Problem details
Please output every line of the material as it stands, without the pictures.

-- Begin --

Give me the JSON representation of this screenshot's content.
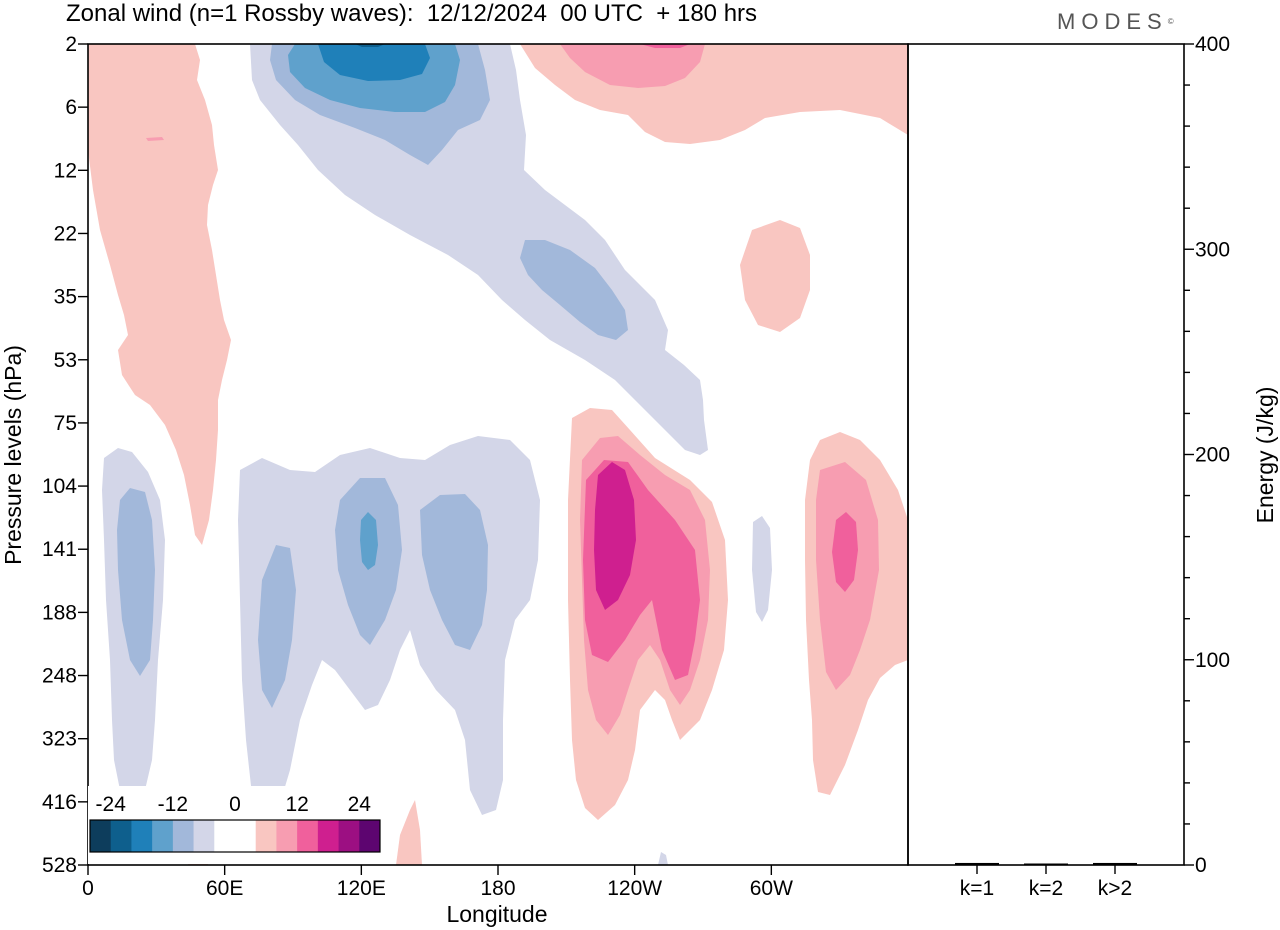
{
  "title": "Zonal wind (n=1 Rossby waves):  12/12/2024  00 UTC  + 180 hrs",
  "brand": "MODES",
  "brand_mark": "©",
  "chart_data": [
    {
      "type": "heatmap",
      "xlabel": "Longitude",
      "ylabel": "Pressure levels (hPa)",
      "x_ticks": [
        "0",
        "60E",
        "120E",
        "180",
        "120W",
        "60W"
      ],
      "x_tick_degrees": [
        0,
        60,
        120,
        180,
        240,
        300
      ],
      "xlim": [
        0,
        360
      ],
      "y_ticks": [
        "2",
        "6",
        "12",
        "22",
        "35",
        "53",
        "75",
        "104",
        "141",
        "188",
        "248",
        "323",
        "416",
        "528"
      ],
      "y_scale": "level index (top = 2 hPa, bottom = 528 hPa)",
      "colorbar": {
        "labels": [
          "-24",
          "-12",
          "0",
          "12",
          "24"
        ],
        "colors": [
          "#0d3d5c",
          "#0e5f8d",
          "#1f80b9",
          "#5fa1cc",
          "#a2b8da",
          "#d3d6e8",
          "#ffffff",
          "#ffffff",
          "#f9c6c1",
          "#f79db1",
          "#f0609c",
          "#cf1f8f",
          "#9c0f82",
          "#5d0570"
        ]
      },
      "features": [
        {
          "sign": "positive",
          "max_shade": 1,
          "region": "0E-50E, 2-141 hPa"
        },
        {
          "sign": "negative",
          "max_shade": 4,
          "region": "55E-160E, 2-12 hPa"
        },
        {
          "sign": "negative",
          "max_shade": 2,
          "region": "150E-120W, 22-53 hPa"
        },
        {
          "sign": "negative",
          "max_shade": 2,
          "region": "10E-35E, 104-416 hPa"
        },
        {
          "sign": "negative",
          "max_shade": 2,
          "region": "55E-120E, 104-528 hPa"
        },
        {
          "sign": "negative",
          "max_shade": 3,
          "region": "120E-125E, 141 hPa"
        },
        {
          "sign": "negative",
          "max_shade": 2,
          "region": "145E-180, 104-248 hPa"
        },
        {
          "sign": "positive",
          "max_shade": 3,
          "region": "180-110W, 2-6 hPa"
        },
        {
          "sign": "positive",
          "max_shade": 1,
          "region": "80W-60W, 22-53 hPa"
        },
        {
          "sign": "positive",
          "max_shade": 4,
          "region": "150W-90W, 75-416 hPa"
        },
        {
          "sign": "positive",
          "max_shade": 3,
          "region": "55W-0, 75-416 hPa"
        }
      ]
    },
    {
      "type": "bar",
      "categories": [
        "k=1",
        "k=2",
        "k>2"
      ],
      "values": [
        1,
        0.5,
        1
      ],
      "ylabel": "Energy (J/kg)",
      "ylim": [
        0,
        400
      ],
      "y_ticks": [
        "0",
        "100",
        "200",
        "300",
        "400"
      ]
    }
  ],
  "colors": {
    "axis": "#000000",
    "title_text": "#000000",
    "brand_text": "#555555"
  }
}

-- End --

Complete response
Give me the JSON representation of this screenshot's content.
{
  "title": "Zonal wind (n=1 Rossby waves):  12/12/2024  00 UTC  + 180 hrs",
  "brand": "MODES",
  "brand_mark": "©",
  "chart_data": [
    {
      "type": "heatmap",
      "xlabel": "Longitude",
      "ylabel": "Pressure levels (hPa)",
      "x_ticks": [
        "0",
        "60E",
        "120E",
        "180",
        "120W",
        "60W"
      ],
      "x_tick_degrees": [
        0,
        60,
        120,
        180,
        240,
        300
      ],
      "xlim": [
        0,
        360
      ],
      "y_ticks": [
        "2",
        "6",
        "12",
        "22",
        "35",
        "53",
        "75",
        "104",
        "141",
        "188",
        "248",
        "323",
        "416",
        "528"
      ],
      "y_scale": "level index (top = 2 hPa, bottom = 528 hPa)",
      "colorbar": {
        "labels": [
          "-24",
          "-12",
          "0",
          "12",
          "24"
        ],
        "colors": [
          "#0d3d5c",
          "#0e5f8d",
          "#1f80b9",
          "#5fa1cc",
          "#a2b8da",
          "#d3d6e8",
          "#ffffff",
          "#ffffff",
          "#f9c6c1",
          "#f79db1",
          "#f0609c",
          "#cf1f8f",
          "#9c0f82",
          "#5d0570"
        ]
      },
      "features": [
        {
          "sign": "positive",
          "max_shade": 1,
          "region": "0E-50E, 2-141 hPa"
        },
        {
          "sign": "negative",
          "max_shade": 4,
          "region": "55E-160E, 2-12 hPa"
        },
        {
          "sign": "negative",
          "max_shade": 2,
          "region": "150E-120W, 22-53 hPa"
        },
        {
          "sign": "negative",
          "max_shade": 2,
          "region": "10E-35E, 104-416 hPa"
        },
        {
          "sign": "negative",
          "max_shade": 2,
          "region": "55E-120E, 104-528 hPa"
        },
        {
          "sign": "negative",
          "max_shade": 3,
          "region": "120E-125E, 141 hPa"
        },
        {
          "sign": "negative",
          "max_shade": 2,
          "region": "145E-180, 104-248 hPa"
        },
        {
          "sign": "positive",
          "max_shade": 3,
          "region": "180-110W, 2-6 hPa"
        },
        {
          "sign": "positive",
          "max_shade": 1,
          "region": "80W-60W, 22-53 hPa"
        },
        {
          "sign": "positive",
          "max_shade": 4,
          "region": "150W-90W, 75-416 hPa"
        },
        {
          "sign": "positive",
          "max_shade": 3,
          "region": "55W-0, 75-416 hPa"
        }
      ]
    },
    {
      "type": "bar",
      "categories": [
        "k=1",
        "k=2",
        "k>2"
      ],
      "values": [
        1,
        0.5,
        1
      ],
      "ylabel": "Energy (J/kg)",
      "ylim": [
        0,
        400
      ],
      "y_ticks": [
        "0",
        "100",
        "200",
        "300",
        "400"
      ]
    }
  ],
  "colors": {
    "axis": "#000000",
    "title_text": "#000000",
    "brand_text": "#555555"
  }
}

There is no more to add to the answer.